— EXTRACTED ENTRIES —

───

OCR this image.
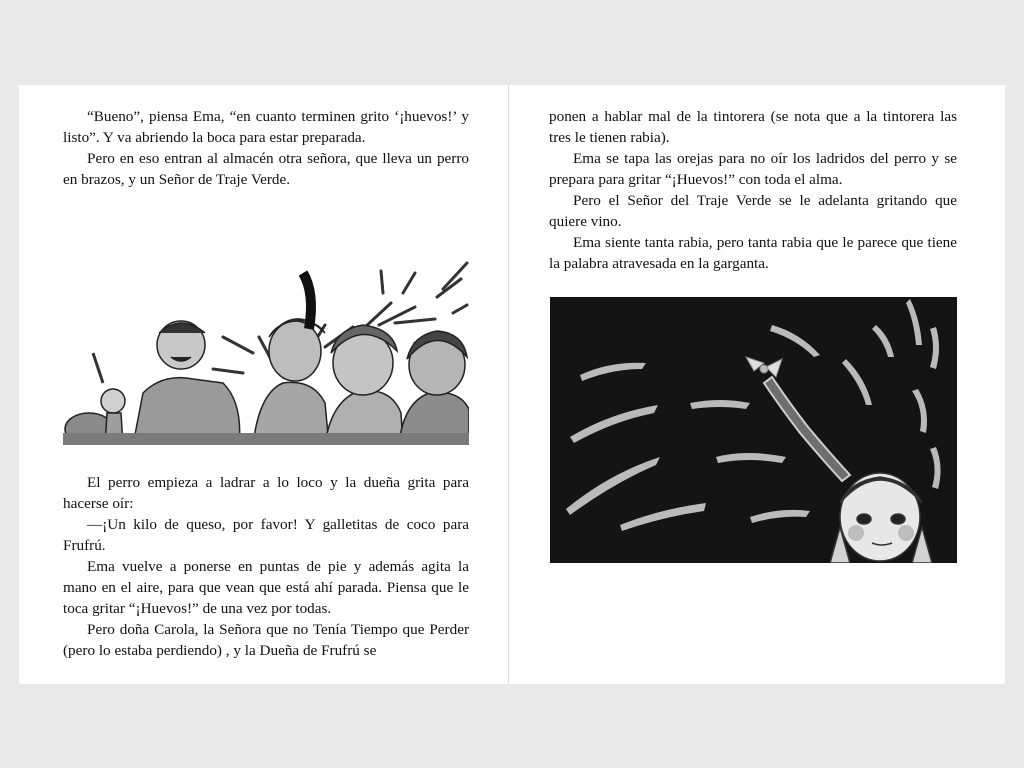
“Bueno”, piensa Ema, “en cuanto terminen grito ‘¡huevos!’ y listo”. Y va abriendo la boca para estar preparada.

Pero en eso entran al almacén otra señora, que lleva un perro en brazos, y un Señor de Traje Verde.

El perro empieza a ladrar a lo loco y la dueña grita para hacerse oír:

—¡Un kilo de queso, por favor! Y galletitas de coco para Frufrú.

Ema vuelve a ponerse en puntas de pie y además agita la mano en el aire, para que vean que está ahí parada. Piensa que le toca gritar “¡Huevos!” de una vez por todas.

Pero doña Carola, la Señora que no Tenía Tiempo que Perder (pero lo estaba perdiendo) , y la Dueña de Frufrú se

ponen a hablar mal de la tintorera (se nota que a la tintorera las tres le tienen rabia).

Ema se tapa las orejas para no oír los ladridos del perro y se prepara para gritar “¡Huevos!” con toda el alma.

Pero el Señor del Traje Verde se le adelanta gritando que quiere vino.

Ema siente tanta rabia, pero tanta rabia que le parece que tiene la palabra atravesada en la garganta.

───

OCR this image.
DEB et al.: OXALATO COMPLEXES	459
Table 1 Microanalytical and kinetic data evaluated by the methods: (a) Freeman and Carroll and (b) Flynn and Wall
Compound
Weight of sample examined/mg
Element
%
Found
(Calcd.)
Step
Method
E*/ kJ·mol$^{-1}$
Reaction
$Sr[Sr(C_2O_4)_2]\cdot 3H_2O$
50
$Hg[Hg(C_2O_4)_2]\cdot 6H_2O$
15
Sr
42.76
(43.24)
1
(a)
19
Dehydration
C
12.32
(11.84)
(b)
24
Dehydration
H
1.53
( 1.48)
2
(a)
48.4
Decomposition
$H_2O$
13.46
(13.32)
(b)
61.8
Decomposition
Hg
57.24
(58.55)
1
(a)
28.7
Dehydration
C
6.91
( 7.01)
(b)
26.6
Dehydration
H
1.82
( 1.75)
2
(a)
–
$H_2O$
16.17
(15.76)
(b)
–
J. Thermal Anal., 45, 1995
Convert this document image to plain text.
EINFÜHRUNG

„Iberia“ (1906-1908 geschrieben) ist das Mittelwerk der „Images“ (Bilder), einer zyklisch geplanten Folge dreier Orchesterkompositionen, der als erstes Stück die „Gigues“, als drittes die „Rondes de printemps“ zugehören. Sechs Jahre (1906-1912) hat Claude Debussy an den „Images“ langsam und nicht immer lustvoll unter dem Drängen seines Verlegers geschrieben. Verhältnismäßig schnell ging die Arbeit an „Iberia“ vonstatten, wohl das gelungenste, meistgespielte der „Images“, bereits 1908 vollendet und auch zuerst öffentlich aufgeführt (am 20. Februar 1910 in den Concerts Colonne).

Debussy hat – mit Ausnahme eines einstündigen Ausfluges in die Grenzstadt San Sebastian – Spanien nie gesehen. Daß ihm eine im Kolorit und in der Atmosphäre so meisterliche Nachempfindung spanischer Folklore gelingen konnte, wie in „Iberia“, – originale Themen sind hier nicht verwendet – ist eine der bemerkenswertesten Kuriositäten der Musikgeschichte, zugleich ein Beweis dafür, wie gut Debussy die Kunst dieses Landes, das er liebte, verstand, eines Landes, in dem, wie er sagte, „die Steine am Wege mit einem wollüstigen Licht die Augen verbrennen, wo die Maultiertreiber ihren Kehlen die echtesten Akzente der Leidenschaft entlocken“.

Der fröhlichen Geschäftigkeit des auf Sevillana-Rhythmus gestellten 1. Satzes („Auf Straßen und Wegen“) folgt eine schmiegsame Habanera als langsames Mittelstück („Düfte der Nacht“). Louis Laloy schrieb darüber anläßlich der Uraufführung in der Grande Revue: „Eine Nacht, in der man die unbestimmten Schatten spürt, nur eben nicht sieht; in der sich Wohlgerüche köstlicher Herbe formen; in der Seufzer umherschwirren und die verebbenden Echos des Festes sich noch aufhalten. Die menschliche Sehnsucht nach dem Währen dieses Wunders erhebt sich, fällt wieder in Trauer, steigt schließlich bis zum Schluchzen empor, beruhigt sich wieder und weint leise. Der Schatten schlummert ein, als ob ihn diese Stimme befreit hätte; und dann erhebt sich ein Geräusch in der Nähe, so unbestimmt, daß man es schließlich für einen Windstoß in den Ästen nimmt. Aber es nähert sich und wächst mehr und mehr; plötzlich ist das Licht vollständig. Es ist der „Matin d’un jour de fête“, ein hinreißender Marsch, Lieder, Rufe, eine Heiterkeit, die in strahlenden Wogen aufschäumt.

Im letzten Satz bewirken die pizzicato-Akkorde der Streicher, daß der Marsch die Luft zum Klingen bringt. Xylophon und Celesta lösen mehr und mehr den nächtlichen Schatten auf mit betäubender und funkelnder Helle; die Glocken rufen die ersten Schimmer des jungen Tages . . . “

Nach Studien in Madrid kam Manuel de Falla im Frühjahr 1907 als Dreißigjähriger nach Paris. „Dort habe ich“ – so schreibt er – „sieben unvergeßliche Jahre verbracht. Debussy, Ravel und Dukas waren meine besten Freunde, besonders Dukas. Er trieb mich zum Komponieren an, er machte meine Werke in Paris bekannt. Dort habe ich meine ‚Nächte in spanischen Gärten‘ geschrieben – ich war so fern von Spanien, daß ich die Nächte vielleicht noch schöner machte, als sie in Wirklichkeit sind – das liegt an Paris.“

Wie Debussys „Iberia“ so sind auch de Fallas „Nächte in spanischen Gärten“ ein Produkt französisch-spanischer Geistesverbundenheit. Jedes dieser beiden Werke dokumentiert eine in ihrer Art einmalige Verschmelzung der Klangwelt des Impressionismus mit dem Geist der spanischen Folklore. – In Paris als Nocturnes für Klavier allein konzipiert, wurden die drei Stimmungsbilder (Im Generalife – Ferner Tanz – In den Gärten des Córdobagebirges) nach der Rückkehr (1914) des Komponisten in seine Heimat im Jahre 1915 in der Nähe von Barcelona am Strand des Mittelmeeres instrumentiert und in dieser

───

Extract from the material all lines containing the string "geschrieben".

— TASK ANSWER —
„Iberia“ (1906-1908 geschrieben) ist das Mittelwerk der „Images“ (Bilder), einer zyklisch geplanten Folge dreier Orchesterkompositionen, der als erstes Stück die „Gigues“, als drittes die „Rondes de printemps“ zugehören. Sechs Jahre (1906-1912) hat Claude Debussy an den „Images“ langsam und nicht immer lustvoll unter dem Drängen seines Verlegers geschrieben. Verhältnismäßig schnell ging die Arbeit an „Iberia“ vonstatten, wohl das gelungenste, meistgespielte der „Images“, bereits 1908 vollendet und auch zuerst öffentlich aufgeführt (am 20. Februar 1910 in den Concerts Colonne).
Nach Studien in Madrid kam Manuel de Falla im Frühjahr 1907 als Dreißigjähriger nach Paris. „Dort habe ich“ – so schreibt er – „sieben unvergeßliche Jahre verbracht. Debussy, Ravel und Dukas waren meine besten Freunde, besonders Dukas. Er trieb mich zum Komponieren an, er machte meine Werke in Paris bekannt. Dort habe ich meine ‚Nächte in spanischen Gärten‘ geschrieben – ich war so fern von Spanien, daß ich die Nächte vielleicht noch schöner machte, als sie in Wirklichkeit sind – das liegt an Paris.“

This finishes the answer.